• [Given problem]: Everything from the line with "Decode this image" to the end of the data should be restated word for word, and nothing before it.

····················

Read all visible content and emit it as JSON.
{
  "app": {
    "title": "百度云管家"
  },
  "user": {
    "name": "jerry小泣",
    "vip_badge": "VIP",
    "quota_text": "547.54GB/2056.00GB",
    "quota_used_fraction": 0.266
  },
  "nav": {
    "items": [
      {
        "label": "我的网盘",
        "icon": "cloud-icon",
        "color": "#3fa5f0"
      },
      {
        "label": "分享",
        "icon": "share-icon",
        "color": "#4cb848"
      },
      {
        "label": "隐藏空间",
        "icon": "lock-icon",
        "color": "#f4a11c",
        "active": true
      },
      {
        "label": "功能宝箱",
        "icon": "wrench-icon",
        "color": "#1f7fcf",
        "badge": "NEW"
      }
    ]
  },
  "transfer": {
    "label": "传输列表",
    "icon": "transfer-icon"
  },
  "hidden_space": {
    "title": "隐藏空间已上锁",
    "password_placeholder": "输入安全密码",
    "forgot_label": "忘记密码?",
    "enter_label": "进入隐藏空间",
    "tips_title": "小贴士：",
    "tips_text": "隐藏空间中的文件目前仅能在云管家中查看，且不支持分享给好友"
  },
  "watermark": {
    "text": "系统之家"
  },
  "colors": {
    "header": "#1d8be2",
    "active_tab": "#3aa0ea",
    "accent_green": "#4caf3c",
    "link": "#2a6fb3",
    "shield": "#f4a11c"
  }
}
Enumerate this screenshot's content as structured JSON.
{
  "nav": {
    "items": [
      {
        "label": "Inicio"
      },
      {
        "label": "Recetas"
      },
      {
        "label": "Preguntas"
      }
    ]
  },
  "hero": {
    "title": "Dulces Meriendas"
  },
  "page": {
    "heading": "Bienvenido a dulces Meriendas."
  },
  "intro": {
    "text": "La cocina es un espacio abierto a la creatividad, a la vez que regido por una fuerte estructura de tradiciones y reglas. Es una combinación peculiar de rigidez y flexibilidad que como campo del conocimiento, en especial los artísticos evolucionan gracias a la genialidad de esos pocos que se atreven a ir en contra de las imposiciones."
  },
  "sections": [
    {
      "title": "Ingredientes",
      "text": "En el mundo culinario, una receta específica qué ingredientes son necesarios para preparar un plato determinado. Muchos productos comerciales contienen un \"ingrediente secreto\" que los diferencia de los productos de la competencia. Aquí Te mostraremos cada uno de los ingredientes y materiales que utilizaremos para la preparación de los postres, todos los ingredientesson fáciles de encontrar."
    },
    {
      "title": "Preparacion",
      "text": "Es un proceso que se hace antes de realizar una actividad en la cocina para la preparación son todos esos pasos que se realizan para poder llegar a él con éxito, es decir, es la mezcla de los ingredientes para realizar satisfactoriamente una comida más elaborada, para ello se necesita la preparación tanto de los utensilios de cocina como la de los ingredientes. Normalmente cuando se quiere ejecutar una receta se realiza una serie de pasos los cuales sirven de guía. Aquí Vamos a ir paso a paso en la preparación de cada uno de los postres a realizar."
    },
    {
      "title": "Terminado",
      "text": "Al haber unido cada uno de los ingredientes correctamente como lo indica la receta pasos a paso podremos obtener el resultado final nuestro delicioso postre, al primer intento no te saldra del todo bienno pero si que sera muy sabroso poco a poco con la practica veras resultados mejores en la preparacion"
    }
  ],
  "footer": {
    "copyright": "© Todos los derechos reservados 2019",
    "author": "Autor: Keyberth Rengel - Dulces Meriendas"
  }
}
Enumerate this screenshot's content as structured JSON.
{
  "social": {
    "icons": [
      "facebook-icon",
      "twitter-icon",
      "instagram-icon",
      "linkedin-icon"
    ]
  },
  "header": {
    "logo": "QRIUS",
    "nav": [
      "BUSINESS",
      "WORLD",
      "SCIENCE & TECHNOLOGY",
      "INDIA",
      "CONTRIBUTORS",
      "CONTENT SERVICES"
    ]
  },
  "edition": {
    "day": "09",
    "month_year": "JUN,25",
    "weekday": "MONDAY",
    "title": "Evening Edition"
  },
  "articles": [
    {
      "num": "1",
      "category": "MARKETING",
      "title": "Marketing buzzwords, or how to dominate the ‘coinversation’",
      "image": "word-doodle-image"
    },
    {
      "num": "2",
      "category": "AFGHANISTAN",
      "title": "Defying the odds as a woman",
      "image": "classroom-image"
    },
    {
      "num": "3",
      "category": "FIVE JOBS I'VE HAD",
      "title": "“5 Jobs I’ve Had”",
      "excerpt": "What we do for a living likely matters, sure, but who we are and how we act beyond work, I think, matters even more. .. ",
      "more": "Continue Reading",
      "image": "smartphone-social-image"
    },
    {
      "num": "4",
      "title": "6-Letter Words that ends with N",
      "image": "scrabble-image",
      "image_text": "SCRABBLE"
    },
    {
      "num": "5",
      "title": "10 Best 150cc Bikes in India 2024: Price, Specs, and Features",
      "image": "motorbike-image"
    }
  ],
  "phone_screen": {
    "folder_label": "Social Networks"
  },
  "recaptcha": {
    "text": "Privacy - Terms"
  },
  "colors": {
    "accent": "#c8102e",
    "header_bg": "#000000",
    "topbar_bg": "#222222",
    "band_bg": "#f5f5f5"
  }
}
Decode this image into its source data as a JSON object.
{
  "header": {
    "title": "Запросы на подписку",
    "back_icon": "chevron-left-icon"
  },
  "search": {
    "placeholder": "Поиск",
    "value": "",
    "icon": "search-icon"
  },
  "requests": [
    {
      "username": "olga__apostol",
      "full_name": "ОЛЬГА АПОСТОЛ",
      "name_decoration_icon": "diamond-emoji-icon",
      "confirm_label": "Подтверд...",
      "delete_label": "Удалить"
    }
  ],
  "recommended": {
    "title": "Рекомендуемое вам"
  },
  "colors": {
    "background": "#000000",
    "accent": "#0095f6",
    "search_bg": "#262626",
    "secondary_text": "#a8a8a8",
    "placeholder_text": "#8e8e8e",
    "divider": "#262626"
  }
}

····················

• [Response to the task]:
Decode this image into its source data as a JSON object.
{
  "header": {
    "title": "Запросы на подписку",
    "back_icon": "chevron-left-icon"
  },
  "search": {
    "placeholder": "Поиск",
    "value": "",
    "icon": "search-icon"
  },
  "requests": [
    {
      "username": "olga__apostol",
      "full_name": "ОЛЬГА АПОСТОЛ",
      "name_decoration_icon": "diamond-emoji-icon",
      "confirm_label": "Подтверд...",
      "delete_label": "Удалить"
    }
  ],
  "recommended": {
    "title": "Рекомендуемое вам"
  },
  "colors": {
    "background": "#000000",
    "accent": "#0095f6",
    "search_bg": "#262626",
    "secondary_text": "#a8a8a8",
    "placeholder_text": "#8e8e8e",
    "divider": "#262626"
  }
}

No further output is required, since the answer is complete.